Please output the lines from the line with "- neon-text: Hccer: [56, 179, 1186, 567]" to the line with "- track-tick-label: ▤▤▤: [585, 722, 605, 730]", both included, as a Markdown table with the columns Row and Line, one line per row, numbered from 1, and blank lines left out.
──────── Information supplied
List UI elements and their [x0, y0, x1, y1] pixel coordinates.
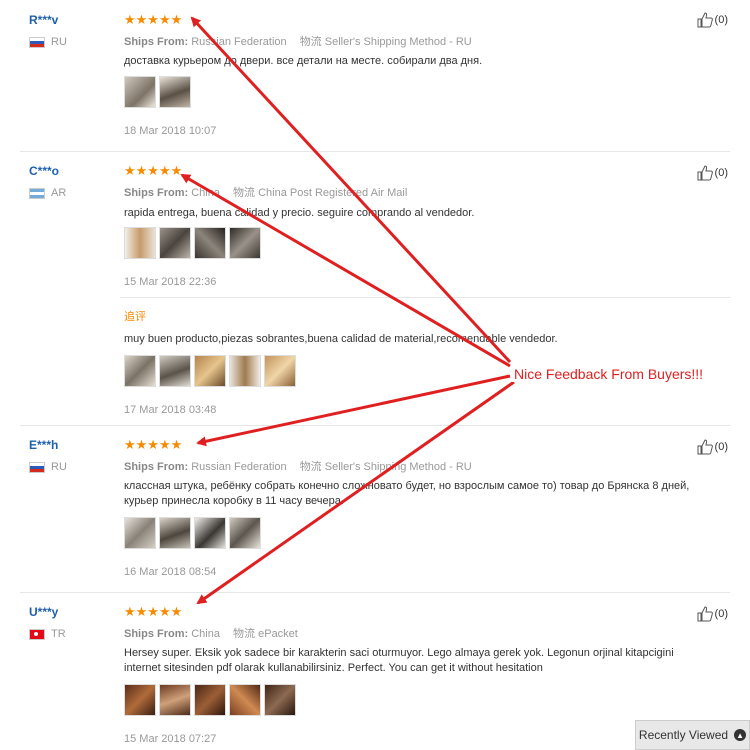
ships-from-label: Ships From: — [124, 628, 189, 640]
review-photo[interactable] — [264, 355, 296, 387]
additional-feedback-label: 追评 — [124, 311, 146, 323]
logistics-label: 物流 — [233, 187, 256, 199]
review-photo[interactable] — [159, 76, 191, 108]
review-text: rapida entrega, buena calidad y precio. … — [124, 207, 475, 219]
shipping-info: Ships From: Russian Federation 物流 Seller… — [124, 33, 472, 49]
shipping-method: Seller's Shipping Method - RU — [324, 36, 472, 48]
review-photo[interactable] — [229, 227, 261, 259]
review-photo[interactable] — [229, 684, 261, 716]
review-photo[interactable] — [124, 517, 156, 549]
helpful-button[interactable]: (0) — [697, 165, 728, 181]
shipping-info: Ships From: China 物流 ePacket — [124, 625, 298, 641]
review-date: 18 Mar 2018 10:07 — [124, 125, 217, 137]
annotation-label: Nice Feedback From Buyers!!! — [512, 366, 706, 382]
review-photo[interactable] — [159, 684, 191, 716]
helpful-button[interactable]: (0) — [697, 439, 728, 455]
review-photo[interactable] — [229, 355, 261, 387]
shipping-info: Ships From: Russian Federation 物流 Seller… — [124, 458, 472, 474]
star-rating: ★★★★★ — [124, 604, 183, 619]
review-photo[interactable] — [159, 355, 191, 387]
additional-feedback-text: muy buen producto,piezas sobrantes,buena… — [124, 333, 558, 345]
star-rating: ★★★★★ — [124, 437, 183, 452]
logistics-label: 物流 — [299, 36, 322, 48]
review-item: R***v RU ★★★★★ Ships From: Russian Feder… — [0, 0, 750, 150]
thumbs-up-icon — [697, 606, 713, 622]
review-photo[interactable] — [264, 684, 296, 716]
country-code: TR — [51, 628, 66, 640]
review-date: 16 Mar 2018 08:54 — [124, 566, 217, 578]
review-text: Hersey super. Eksik yok sadece bir karak… — [124, 647, 674, 674]
helpful-count: (0) — [714, 167, 728, 179]
logistics-label: 物流 — [233, 628, 256, 640]
review-photo[interactable] — [194, 227, 226, 259]
review-photos — [124, 227, 261, 259]
reviewer-country: TR — [29, 628, 66, 640]
reviewer-name[interactable]: E***h — [29, 438, 58, 452]
reviewer-name[interactable]: R***v — [29, 13, 58, 27]
flag-ru-icon — [29, 36, 45, 48]
reviewer-country: RU — [29, 461, 67, 473]
helpful-button[interactable]: (0) — [697, 12, 728, 28]
helpful-count: (0) — [714, 608, 728, 620]
review-photos — [124, 684, 296, 716]
review-photo[interactable] — [124, 76, 156, 108]
review-text: классная штука, ребёнку собрать конечно … — [124, 480, 690, 507]
country-code: RU — [51, 36, 67, 48]
ships-from-label: Ships From: — [124, 36, 189, 48]
chevron-up-icon: ▲ — [734, 729, 747, 741]
reviewer-country: RU — [29, 36, 67, 48]
review-photo[interactable] — [194, 684, 226, 716]
review-photo[interactable] — [229, 517, 261, 549]
ships-from-value: China — [191, 187, 220, 199]
review-photo[interactable] — [159, 517, 191, 549]
review-item: E***h RU ★★★★★ Ships From: Russian Feder… — [0, 426, 750, 591]
thumbs-up-icon — [697, 165, 713, 181]
ships-from-value: Russian Federation — [191, 36, 287, 48]
shipping-method: China Post Registered Air Mail — [258, 187, 408, 199]
divider — [120, 297, 730, 298]
review-item: C***o AR ★★★★★ Ships From: China 物流 Chin… — [0, 152, 750, 424]
country-code: AR — [51, 187, 67, 199]
thumbs-up-icon — [697, 12, 713, 28]
shipping-method: ePacket — [258, 628, 298, 640]
flag-tr-icon — [29, 628, 45, 640]
ships-from-value: China — [191, 628, 220, 640]
thumbs-up-icon — [697, 439, 713, 455]
reviewer-country: AR — [29, 187, 66, 199]
review-photos — [124, 517, 261, 549]
review-photo[interactable] — [194, 517, 226, 549]
flag-ru-icon — [29, 461, 45, 473]
review-photo[interactable] — [124, 684, 156, 716]
logistics-label: 物流 — [299, 461, 322, 473]
ships-from-label: Ships From: — [124, 187, 189, 199]
review-text: доставка курьером до двери. все детали н… — [124, 55, 483, 67]
review-photos — [124, 76, 191, 108]
reviewer-name[interactable]: U***y — [29, 605, 58, 619]
review-photo[interactable] — [159, 227, 191, 259]
shipping-method: Seller's Shipping Method - RU — [324, 461, 472, 473]
reviewer-name[interactable]: C***o — [29, 164, 59, 178]
review-date: 15 Mar 2018 22:36 — [124, 276, 217, 288]
shipping-info: Ships From: China 物流 China Post Register… — [124, 184, 407, 200]
recently-viewed-button[interactable]: Recently Viewed ▲ — [635, 720, 750, 750]
additional-feedback-date: 17 Mar 2018 03:48 — [124, 404, 217, 416]
review-photo[interactable] — [194, 355, 226, 387]
flag-ar-icon — [29, 187, 45, 199]
review-photo[interactable] — [124, 227, 156, 259]
review-date: 15 Mar 2018 07:27 — [124, 733, 217, 745]
country-code: RU — [51, 461, 67, 473]
review-photo[interactable] — [124, 355, 156, 387]
ships-from-value: Russian Federation — [191, 461, 287, 473]
star-rating: ★★★★★ — [124, 12, 183, 27]
feedback-page: R***v RU ★★★★★ Ships From: Russian Feder… — [0, 0, 750, 750]
recently-viewed-label: Recently Viewed — [638, 728, 729, 742]
helpful-count: (0) — [714, 14, 728, 26]
helpful-button[interactable]: (0) — [697, 606, 728, 622]
helpful-count: (0) — [714, 441, 728, 453]
star-rating: ★★★★★ — [124, 163, 183, 178]
ships-from-label: Ships From: — [124, 461, 189, 473]
additional-photos — [124, 355, 296, 387]
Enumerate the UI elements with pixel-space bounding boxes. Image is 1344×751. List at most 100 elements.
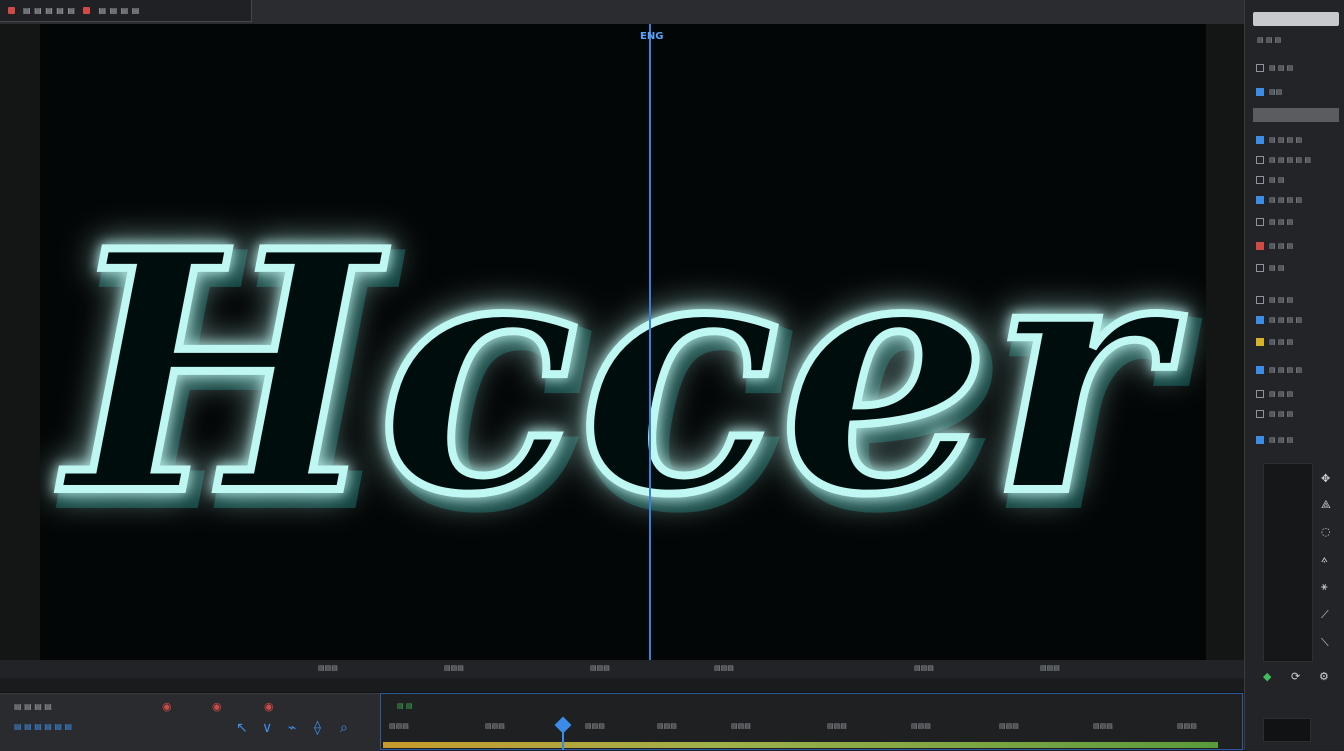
- neon-text: Hccer: [56, 179, 1186, 567]
- timeline-clip[interactable]: [383, 742, 1218, 748]
- panel-item-label: ▤ ▤ ▤: [1269, 218, 1294, 226]
- panel-item-label: ▤ ▤ ▤ ▤: [1269, 366, 1303, 374]
- pen-icon: [1256, 296, 1264, 304]
- panel-item[interactable]: ▤ ▤ ▤: [1256, 218, 1293, 226]
- panel-item-label: ▤ ▤: [1269, 176, 1285, 184]
- track-tick-label: ▤▤▤: [585, 722, 605, 730]
- track-name: ▤ ▤: [397, 702, 413, 710]
- tool-icon-2[interactable]: ⟁: [1321, 498, 1331, 512]
- panel-item-label: ▤ ▤ ▤ ▤: [1269, 196, 1303, 204]
- panel-item-label: ▤ ▤ ▤: [1269, 390, 1294, 398]
- tool-icon-5[interactable]: ⚹: [1321, 580, 1328, 594]
- panel-item-label: ▤ ▤ ▤ ▤: [1269, 316, 1303, 324]
- photo-icon: [1256, 316, 1264, 324]
- keyframe-icon[interactable]: ◆: [1263, 670, 1271, 683]
- playhead-line[interactable]: [649, 24, 651, 662]
- panel-item-label: ▤ ▤ ▤: [1269, 338, 1294, 346]
- layer-icon: [1256, 218, 1264, 226]
- toolbar-tick-label: ▤▤▤: [590, 664, 610, 672]
- panel-item-label: ▤ ▤ ▤ ▤ ▤: [1269, 156, 1311, 164]
- track-tick-label: ▤▤▤: [827, 722, 847, 730]
- tool-icon-7[interactable]: ⟍: [1321, 636, 1329, 650]
- solo-track-icon[interactable]: ◉: [264, 700, 274, 713]
- panel-item-label: ▤ ▤ ▤: [1269, 242, 1294, 250]
- record-icon-2[interactable]: [83, 7, 91, 14]
- top-menu: ▤ ▤ ▤ ▤ ▤ ▤ ▤ ▤ ▤: [0, 0, 252, 22]
- playhead-label: ENG: [640, 31, 664, 42]
- list-icon: [1256, 136, 1264, 144]
- panel-item[interactable]: ▤ ▤ ▤: [1256, 390, 1293, 398]
- yellow-box-icon: [1256, 338, 1264, 346]
- red-layer-icon: [1256, 242, 1264, 250]
- panel-item[interactable]: ▤ ▤ ▤ ▤ ▤: [1256, 156, 1311, 164]
- divider-label: [1256, 264, 1264, 272]
- panel-item[interactable]: ▤ ▤ ▤: [1256, 242, 1293, 250]
- tool-icon-1[interactable]: ✥: [1321, 472, 1330, 485]
- media-icon: [1256, 88, 1264, 96]
- panel-item[interactable]: ▤ ▤ ▤: [1256, 338, 1293, 346]
- folder-icon: [1256, 64, 1264, 72]
- panel-item[interactable]: ▤ ▤: [1256, 264, 1284, 272]
- track-tick-label: ▤▤▤: [389, 722, 409, 730]
- mute-track-icon[interactable]: ◉: [212, 700, 222, 713]
- panel-bottom-box: [1263, 718, 1311, 742]
- record-track-icon[interactable]: ◉: [162, 700, 172, 713]
- section-icon: [1256, 156, 1264, 164]
- track-tick-label: ▤▤▤: [485, 722, 505, 730]
- panel-item-label: ▤ ▤ ▤ ▤: [1269, 136, 1303, 144]
- track-header-label: ▤ ▤ ▤ ▤: [14, 702, 52, 711]
- sync-icon[interactable]: ⟳: [1291, 670, 1300, 683]
- panel-item-label: ▤ ▤ ▤: [1269, 436, 1294, 444]
- tool-icon-3[interactable]: ◌: [1321, 525, 1331, 538]
- menu-text-2[interactable]: ▤ ▤ ▤ ▤: [98, 6, 139, 15]
- panel-item-label: ▤ ▤ ▤: [1269, 64, 1294, 72]
- track-tick-label: ▤▤▤: [1093, 722, 1113, 730]
- clock-icon: [1256, 390, 1264, 398]
- tool-icon-4[interactable]: ⟑: [1321, 552, 1328, 566]
- menu-text-1[interactable]: ▤ ▤ ▤ ▤ ▤: [23, 6, 75, 15]
- edit-icon: [1256, 366, 1264, 374]
- timeline-track-headers: ▤ ▤ ▤ ▤ ▤ ▤ ▤ ▤ ▤ ▤ ↖ ∨ ⌁ ⟠ ⌕ ◉ ◉ ◉: [0, 693, 380, 751]
- panel-item-label: ▤▤: [1269, 88, 1283, 96]
- panel-item-label: ▤ ▤: [1269, 264, 1285, 272]
- neon-text-render: Hccer Hccer: [52, 175, 1203, 586]
- track-tick-label: ▤▤▤: [657, 722, 677, 730]
- panel-item[interactable]: ▤ ▤: [1256, 176, 1284, 184]
- zoom-tool-icon[interactable]: ⌕: [340, 720, 348, 736]
- trim-tool-icon[interactable]: ⌁: [288, 720, 296, 736]
- panel-preview: [1263, 463, 1313, 662]
- panel-item-label: ▤ ▤ ▤: [1269, 410, 1294, 418]
- panel-item[interactable]: ▤ ▤ ▤ ▤: [1256, 196, 1302, 204]
- panel-item[interactable]: ▤ ▤ ▤: [1256, 296, 1293, 304]
- track-tick-label: ▤▤▤: [731, 722, 751, 730]
- toolbar-tick-label: ▤▤▤: [318, 664, 338, 672]
- panel-item[interactable]: ▤ ▤ ▤: [1256, 436, 1293, 444]
- panel-list: ▤ ▤ ▤ ▤▤ ▤ ▤ ▤ ▤ ▤ ▤ ▤ ▤ ▤ ▤ ▤ ▤ ▤ ▤ ▤ ▤ ▤ ▤ ▤ …: [1244, 0, 1344, 460]
- settings-icon[interactable]: ⚙: [1319, 670, 1329, 683]
- panel-item[interactable]: ▤ ▤ ▤ ▤: [1256, 366, 1302, 374]
- toolbar-tick-label: ▤▤▤: [714, 664, 734, 672]
- toolbar-tick-label: ▤▤▤: [444, 664, 464, 672]
- image-icon: [1256, 196, 1264, 204]
- slip-tool-icon[interactable]: ⟠: [314, 720, 321, 736]
- panel-item[interactable]: ▤▤: [1256, 88, 1282, 96]
- properties-icon: [1256, 410, 1264, 418]
- track-header-label-2: ▤ ▤ ▤ ▤ ▤ ▤: [14, 722, 73, 731]
- timeline-toolbar: ▤▤▤ ▤▤▤ ▤▤▤ ▤▤▤ ▤▤▤ ▤▤▤: [0, 660, 1244, 678]
- track-tick-label: ▤▤▤: [911, 722, 931, 730]
- panel-item[interactable]: ▤ ▤ ▤: [1256, 410, 1293, 418]
- razor-tool-icon[interactable]: ∨: [262, 720, 272, 736]
- panel-item[interactable]: ▤ ▤ ▤: [1256, 64, 1293, 72]
- selection-tool-icon[interactable]: ↖: [236, 720, 248, 736]
- toolbar-tick-label: ▤▤▤: [914, 664, 934, 672]
- tool-icon-6[interactable]: ⟋: [1321, 608, 1329, 622]
- panel-item[interactable]: ▤ ▤ ▤ ▤: [1256, 136, 1302, 144]
- record-icon[interactable]: [8, 7, 15, 14]
- track-tick-label: ▤▤▤: [1177, 722, 1197, 730]
- effects-icon: [1256, 436, 1264, 444]
- toolbar-tick-label: ▤▤▤: [1040, 664, 1060, 672]
- panel-item[interactable]: ▤ ▤ ▤ ▤: [1256, 316, 1302, 324]
- panel-item-label: ▤ ▤ ▤: [1269, 296, 1294, 304]
- timeline-ruler[interactable]: [0, 678, 1244, 693]
- square-icon: [1256, 176, 1264, 184]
────────────────
> **Exercise output**:
| Row | Line |
|---|---|
| 1 | - neon-text: Hccer: [56, 179, 1186, 567] |
| 2 | - timeline-clip[interactable]: [383, 742, 1218, 748] |
| 3 | - panel-item-label: ▤ ▤ ▤: [1269, 218, 1294, 226] |
| 4 | - panel-item-label: ▤ ▤ ▤ ▤: [1269, 366, 1303, 374] |
| 5 | - pen-icon: [1256, 296, 1264, 304] |
| 6 | - panel-item[interactable]: ▤ ▤ ▤: [1256, 218, 1293, 226] |
| 7 | - panel-item-label: ▤ ▤: [1269, 176, 1285, 184] |
| 8 | - track-tick-label: ▤▤▤: [585, 722, 605, 730] |